▶ **Work to be completed**
Scan the data for lines with "davon" and report the count by itself.

++++ Data supplied

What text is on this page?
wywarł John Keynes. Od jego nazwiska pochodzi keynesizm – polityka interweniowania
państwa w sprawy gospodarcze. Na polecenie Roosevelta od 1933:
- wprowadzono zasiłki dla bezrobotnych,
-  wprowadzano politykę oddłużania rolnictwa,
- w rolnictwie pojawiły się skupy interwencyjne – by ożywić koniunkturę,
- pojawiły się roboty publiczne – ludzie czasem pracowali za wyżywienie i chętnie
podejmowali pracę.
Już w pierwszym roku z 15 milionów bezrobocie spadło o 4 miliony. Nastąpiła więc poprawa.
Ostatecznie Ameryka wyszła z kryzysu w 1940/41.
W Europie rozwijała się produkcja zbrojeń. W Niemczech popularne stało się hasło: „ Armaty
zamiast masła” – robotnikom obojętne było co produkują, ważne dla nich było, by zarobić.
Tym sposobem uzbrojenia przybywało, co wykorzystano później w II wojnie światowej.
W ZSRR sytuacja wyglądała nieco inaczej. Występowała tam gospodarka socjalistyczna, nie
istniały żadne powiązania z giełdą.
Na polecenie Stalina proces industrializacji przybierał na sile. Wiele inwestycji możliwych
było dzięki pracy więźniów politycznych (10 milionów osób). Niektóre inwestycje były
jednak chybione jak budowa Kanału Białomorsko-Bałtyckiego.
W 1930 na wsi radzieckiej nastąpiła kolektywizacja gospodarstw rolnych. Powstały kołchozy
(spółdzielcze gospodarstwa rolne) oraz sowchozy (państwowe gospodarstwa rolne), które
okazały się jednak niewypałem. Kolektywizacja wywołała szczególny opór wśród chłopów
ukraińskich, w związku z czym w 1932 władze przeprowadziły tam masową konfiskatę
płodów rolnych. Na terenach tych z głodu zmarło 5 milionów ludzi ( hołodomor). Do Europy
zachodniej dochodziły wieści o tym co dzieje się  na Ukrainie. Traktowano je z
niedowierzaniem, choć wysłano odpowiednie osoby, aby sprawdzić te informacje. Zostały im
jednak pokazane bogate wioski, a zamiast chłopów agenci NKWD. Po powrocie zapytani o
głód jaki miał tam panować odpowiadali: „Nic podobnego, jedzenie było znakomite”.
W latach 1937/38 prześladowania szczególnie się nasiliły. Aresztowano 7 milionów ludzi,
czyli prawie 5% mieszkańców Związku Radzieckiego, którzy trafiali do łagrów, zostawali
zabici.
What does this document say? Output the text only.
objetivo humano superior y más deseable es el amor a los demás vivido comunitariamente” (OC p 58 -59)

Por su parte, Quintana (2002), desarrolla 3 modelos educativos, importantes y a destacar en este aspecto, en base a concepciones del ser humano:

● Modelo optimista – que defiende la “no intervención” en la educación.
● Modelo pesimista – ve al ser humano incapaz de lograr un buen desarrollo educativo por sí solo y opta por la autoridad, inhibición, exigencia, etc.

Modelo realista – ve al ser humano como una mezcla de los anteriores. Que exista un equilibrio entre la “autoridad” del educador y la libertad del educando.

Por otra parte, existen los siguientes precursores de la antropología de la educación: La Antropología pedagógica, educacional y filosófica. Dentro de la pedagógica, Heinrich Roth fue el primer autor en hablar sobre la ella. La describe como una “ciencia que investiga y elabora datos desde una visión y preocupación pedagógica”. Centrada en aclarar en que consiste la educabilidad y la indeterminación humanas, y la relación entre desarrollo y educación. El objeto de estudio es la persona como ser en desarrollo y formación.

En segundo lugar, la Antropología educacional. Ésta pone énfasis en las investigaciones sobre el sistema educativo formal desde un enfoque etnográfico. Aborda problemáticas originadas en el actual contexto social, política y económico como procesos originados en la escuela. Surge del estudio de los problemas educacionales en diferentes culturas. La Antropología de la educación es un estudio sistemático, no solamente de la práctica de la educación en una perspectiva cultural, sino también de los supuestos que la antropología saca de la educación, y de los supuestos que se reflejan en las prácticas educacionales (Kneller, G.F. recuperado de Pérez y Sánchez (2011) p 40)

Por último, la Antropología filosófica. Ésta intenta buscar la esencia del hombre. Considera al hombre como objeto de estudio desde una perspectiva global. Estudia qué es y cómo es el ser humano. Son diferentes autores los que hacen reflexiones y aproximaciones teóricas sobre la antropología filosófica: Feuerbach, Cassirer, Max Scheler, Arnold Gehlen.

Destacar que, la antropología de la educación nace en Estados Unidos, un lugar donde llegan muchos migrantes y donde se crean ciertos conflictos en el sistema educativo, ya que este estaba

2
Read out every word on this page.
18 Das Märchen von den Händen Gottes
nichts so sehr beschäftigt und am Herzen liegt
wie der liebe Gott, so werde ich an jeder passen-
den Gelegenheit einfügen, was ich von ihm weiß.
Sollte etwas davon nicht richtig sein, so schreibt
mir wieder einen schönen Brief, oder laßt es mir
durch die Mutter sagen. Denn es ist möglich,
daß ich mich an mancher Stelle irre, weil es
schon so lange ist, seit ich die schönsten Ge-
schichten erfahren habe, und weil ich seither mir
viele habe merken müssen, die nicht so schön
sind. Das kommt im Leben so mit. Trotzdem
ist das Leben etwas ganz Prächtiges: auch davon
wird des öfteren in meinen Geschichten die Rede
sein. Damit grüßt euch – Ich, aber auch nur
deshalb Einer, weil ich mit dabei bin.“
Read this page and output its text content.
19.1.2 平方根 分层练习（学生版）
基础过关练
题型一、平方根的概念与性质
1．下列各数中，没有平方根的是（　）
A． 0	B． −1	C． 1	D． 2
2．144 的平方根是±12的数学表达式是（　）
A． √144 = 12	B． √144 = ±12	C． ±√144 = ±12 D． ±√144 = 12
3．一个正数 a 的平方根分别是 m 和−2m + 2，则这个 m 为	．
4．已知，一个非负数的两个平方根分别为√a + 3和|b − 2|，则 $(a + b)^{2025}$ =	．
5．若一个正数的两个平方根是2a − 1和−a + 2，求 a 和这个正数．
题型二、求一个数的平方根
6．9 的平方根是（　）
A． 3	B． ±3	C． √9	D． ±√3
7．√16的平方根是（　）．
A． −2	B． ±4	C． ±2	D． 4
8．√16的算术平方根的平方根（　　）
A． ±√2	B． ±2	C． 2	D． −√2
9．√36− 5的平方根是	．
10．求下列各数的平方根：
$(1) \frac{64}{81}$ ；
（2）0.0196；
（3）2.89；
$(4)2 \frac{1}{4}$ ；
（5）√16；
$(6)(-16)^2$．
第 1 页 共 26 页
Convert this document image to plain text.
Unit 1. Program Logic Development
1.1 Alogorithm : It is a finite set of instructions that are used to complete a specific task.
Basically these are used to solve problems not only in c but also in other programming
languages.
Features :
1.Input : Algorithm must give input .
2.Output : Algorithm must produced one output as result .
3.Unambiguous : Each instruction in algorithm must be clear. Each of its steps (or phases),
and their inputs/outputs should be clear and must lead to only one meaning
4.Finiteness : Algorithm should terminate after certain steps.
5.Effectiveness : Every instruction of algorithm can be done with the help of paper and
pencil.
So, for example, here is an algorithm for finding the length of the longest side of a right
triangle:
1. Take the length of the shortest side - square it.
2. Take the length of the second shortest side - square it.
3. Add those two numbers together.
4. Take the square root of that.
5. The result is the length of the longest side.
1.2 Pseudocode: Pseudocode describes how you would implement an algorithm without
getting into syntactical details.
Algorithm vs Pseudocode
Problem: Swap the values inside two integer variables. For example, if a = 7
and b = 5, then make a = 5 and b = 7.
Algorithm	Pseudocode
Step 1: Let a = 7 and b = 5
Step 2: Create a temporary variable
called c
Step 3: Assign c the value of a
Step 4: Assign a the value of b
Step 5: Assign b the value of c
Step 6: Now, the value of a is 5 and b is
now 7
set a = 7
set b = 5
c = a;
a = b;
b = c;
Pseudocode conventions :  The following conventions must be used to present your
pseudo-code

++++++++

▶ **Right answer**
2